Work to complete: Pick out each line in these entries that contains the string "交通工具的车种".

Supplied material:

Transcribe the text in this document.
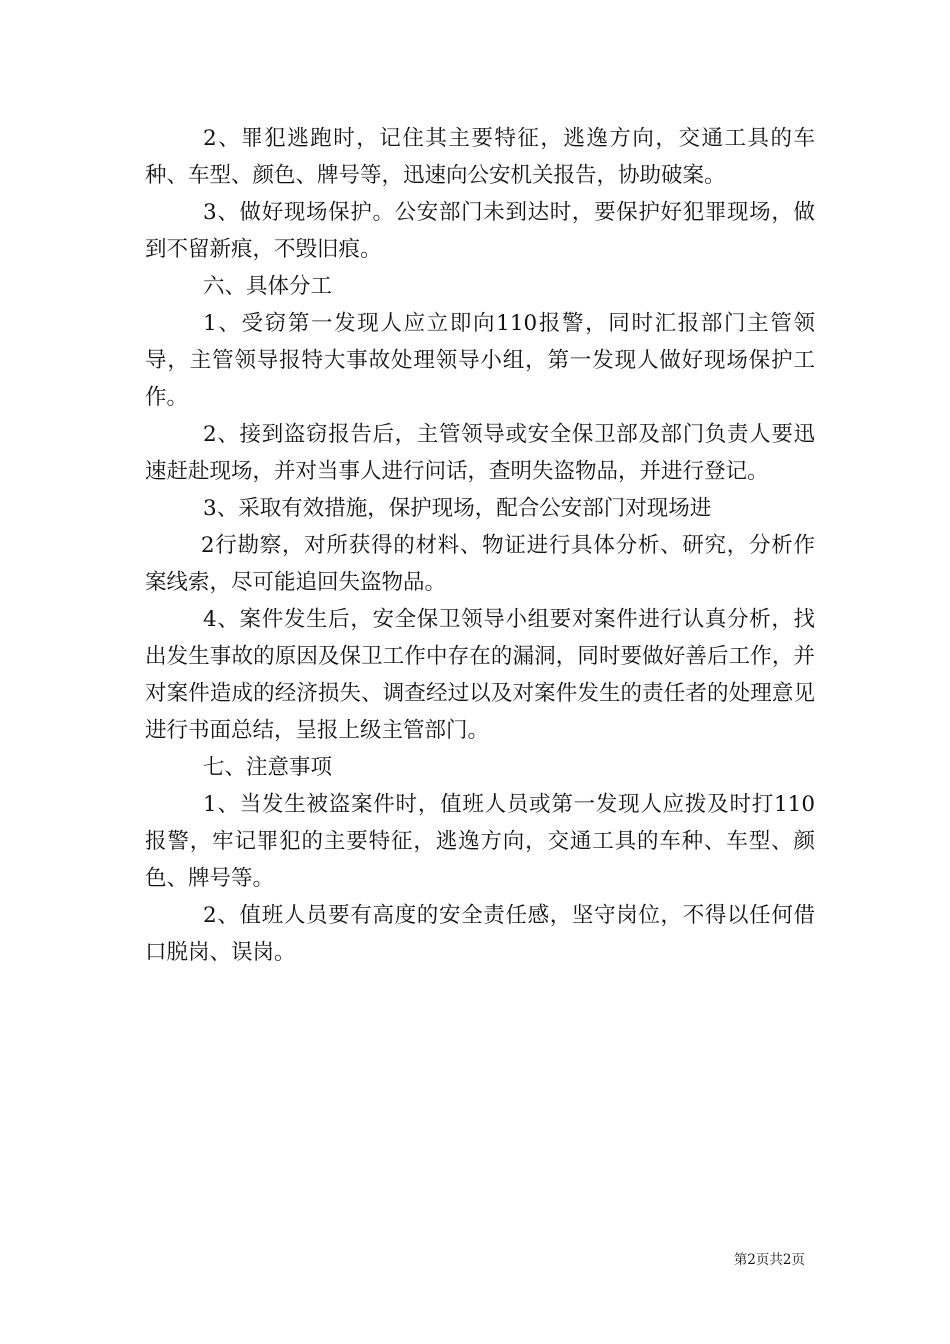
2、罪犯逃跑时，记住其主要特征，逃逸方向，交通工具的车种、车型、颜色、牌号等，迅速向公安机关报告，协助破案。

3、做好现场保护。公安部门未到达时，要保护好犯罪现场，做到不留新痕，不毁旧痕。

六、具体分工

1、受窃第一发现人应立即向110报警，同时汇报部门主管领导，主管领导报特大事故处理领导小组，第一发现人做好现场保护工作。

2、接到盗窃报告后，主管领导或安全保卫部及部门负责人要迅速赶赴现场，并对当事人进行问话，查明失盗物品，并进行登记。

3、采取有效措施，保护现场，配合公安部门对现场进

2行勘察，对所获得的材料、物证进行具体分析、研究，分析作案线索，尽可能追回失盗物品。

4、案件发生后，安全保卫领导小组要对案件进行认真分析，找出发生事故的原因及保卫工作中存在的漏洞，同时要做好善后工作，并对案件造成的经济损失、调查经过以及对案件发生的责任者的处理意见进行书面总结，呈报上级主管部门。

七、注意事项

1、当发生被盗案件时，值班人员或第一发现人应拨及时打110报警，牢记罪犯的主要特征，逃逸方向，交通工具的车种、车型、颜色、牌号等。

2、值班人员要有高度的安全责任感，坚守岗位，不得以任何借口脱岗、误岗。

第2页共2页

Solution for this task:
2、罪犯逃跑时，记住其主要特征，逃逸方向，交通工具的车种、车型、颜色、牌号等，迅速向公安机关报告，协助破案。
1、当发生被盗案件时，值班人员或第一发现人应拨及时打110报警，牢记罪犯的主要特征，逃逸方向，交通工具的车种、车型、颜色、牌号等。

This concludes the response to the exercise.